- **WHAT IS REQUIRED**
Each line containing the word "håper" should be found and copied.

(Dataset records)
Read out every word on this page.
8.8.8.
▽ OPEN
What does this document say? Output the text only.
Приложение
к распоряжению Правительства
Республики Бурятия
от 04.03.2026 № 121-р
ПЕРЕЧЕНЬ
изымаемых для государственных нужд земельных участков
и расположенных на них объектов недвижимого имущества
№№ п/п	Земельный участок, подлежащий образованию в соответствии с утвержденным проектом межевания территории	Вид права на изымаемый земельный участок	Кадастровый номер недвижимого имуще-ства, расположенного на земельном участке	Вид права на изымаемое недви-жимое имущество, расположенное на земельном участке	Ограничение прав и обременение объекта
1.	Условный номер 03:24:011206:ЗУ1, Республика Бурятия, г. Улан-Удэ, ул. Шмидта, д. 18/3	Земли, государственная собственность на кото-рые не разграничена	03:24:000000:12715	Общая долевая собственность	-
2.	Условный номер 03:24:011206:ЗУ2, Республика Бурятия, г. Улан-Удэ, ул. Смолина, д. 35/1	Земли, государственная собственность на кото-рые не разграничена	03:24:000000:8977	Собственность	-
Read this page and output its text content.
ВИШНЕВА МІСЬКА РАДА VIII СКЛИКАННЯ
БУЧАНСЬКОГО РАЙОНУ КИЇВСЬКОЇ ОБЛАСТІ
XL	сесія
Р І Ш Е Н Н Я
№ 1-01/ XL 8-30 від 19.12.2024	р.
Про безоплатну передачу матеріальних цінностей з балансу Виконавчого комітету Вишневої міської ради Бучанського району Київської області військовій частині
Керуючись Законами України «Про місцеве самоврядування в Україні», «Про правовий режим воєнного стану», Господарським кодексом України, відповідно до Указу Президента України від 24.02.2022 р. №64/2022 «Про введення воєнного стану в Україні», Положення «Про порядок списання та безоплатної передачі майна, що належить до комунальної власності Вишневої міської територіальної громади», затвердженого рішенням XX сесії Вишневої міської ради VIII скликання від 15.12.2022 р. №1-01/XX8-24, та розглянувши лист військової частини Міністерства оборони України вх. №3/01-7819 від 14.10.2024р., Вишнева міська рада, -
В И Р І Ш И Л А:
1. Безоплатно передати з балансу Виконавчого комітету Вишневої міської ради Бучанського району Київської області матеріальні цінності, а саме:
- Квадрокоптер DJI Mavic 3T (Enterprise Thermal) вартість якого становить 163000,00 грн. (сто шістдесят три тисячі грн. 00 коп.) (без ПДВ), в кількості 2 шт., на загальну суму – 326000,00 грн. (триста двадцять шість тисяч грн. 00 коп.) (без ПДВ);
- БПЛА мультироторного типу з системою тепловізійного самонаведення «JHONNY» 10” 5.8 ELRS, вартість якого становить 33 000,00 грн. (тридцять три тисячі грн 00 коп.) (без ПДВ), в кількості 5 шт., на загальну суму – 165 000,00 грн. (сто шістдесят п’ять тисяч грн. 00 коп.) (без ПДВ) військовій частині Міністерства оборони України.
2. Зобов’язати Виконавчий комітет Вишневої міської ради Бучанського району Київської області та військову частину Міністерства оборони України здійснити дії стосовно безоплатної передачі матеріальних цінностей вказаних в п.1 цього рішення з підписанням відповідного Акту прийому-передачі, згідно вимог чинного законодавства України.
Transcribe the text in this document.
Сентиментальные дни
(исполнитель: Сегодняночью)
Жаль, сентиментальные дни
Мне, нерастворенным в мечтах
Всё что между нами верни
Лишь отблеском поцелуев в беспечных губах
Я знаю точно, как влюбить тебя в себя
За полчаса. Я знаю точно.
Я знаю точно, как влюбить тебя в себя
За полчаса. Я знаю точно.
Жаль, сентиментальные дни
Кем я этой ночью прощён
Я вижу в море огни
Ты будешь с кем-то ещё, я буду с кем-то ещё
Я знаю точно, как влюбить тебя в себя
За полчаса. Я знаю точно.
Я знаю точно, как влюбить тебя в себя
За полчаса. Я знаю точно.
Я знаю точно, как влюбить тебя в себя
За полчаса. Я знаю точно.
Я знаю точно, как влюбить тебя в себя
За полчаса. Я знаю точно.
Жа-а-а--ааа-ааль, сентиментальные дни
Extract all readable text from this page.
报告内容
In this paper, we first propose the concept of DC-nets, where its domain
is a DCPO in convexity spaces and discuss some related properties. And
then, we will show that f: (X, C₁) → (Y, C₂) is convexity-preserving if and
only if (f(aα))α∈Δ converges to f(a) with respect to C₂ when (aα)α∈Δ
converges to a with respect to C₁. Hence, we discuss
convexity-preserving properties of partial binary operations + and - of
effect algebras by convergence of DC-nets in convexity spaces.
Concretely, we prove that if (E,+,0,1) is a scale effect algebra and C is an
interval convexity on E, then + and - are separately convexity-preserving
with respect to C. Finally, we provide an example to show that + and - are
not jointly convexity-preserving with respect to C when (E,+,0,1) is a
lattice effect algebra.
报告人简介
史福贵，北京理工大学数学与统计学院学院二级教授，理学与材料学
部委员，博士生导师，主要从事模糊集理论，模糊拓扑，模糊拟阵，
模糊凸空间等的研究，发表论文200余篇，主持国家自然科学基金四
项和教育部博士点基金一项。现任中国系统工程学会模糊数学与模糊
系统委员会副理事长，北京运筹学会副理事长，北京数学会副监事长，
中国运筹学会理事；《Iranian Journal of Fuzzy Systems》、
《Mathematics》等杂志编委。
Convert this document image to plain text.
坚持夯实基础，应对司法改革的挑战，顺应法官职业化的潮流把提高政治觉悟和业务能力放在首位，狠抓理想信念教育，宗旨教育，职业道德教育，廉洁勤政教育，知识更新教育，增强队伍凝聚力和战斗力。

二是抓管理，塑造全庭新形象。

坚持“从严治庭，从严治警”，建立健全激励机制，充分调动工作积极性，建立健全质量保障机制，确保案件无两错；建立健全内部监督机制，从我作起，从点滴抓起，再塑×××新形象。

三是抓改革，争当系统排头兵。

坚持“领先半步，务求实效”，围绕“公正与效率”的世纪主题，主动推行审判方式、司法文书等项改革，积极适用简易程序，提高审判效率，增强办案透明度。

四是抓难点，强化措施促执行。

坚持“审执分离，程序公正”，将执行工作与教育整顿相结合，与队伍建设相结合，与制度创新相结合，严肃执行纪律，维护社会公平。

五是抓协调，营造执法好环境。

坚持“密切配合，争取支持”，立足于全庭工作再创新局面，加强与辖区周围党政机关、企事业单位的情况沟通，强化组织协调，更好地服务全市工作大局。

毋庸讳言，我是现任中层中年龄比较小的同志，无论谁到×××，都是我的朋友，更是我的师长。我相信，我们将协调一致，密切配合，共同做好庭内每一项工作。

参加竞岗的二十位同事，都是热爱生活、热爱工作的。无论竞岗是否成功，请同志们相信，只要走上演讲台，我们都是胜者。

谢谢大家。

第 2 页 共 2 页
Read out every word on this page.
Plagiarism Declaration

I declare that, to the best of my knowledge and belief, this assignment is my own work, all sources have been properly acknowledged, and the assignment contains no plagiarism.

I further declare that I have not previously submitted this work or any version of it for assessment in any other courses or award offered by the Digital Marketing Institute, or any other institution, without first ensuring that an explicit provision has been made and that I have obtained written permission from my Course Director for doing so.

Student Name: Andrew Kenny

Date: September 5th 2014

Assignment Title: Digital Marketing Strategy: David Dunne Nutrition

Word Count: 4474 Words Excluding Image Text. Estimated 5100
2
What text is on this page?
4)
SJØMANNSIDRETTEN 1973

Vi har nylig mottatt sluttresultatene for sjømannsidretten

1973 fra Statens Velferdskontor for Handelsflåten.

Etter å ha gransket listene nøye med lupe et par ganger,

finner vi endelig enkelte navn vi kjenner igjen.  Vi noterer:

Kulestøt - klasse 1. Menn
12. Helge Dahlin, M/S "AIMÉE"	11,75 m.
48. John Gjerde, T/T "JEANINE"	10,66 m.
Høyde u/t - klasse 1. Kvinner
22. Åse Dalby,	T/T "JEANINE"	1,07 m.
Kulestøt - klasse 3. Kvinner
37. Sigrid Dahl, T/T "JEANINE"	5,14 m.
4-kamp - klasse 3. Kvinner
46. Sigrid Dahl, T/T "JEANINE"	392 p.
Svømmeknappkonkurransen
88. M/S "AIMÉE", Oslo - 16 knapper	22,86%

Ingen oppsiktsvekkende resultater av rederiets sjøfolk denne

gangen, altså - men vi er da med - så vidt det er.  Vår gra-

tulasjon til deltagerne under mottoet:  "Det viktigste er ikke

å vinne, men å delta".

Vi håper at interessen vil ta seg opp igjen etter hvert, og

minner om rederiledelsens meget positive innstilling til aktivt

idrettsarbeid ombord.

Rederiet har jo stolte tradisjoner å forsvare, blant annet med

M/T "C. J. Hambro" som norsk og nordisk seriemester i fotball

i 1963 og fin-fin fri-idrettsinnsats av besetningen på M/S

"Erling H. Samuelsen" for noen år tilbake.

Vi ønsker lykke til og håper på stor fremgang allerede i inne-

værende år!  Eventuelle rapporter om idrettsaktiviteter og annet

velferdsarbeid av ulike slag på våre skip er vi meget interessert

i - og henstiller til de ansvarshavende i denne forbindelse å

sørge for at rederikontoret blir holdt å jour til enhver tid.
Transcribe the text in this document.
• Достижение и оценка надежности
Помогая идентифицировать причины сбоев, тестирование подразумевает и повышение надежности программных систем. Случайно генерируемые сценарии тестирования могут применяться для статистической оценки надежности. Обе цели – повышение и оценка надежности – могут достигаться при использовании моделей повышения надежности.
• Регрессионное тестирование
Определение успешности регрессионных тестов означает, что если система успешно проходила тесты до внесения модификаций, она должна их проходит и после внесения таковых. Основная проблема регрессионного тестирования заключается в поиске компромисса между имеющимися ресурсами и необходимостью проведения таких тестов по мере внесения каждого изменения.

- **PROBLEM SOLUTION**
Vi håper at interessen vil ta seg opp igjen etter hvert, og
Vi ønsker lykke til og håper på stor fremgang allerede i inne-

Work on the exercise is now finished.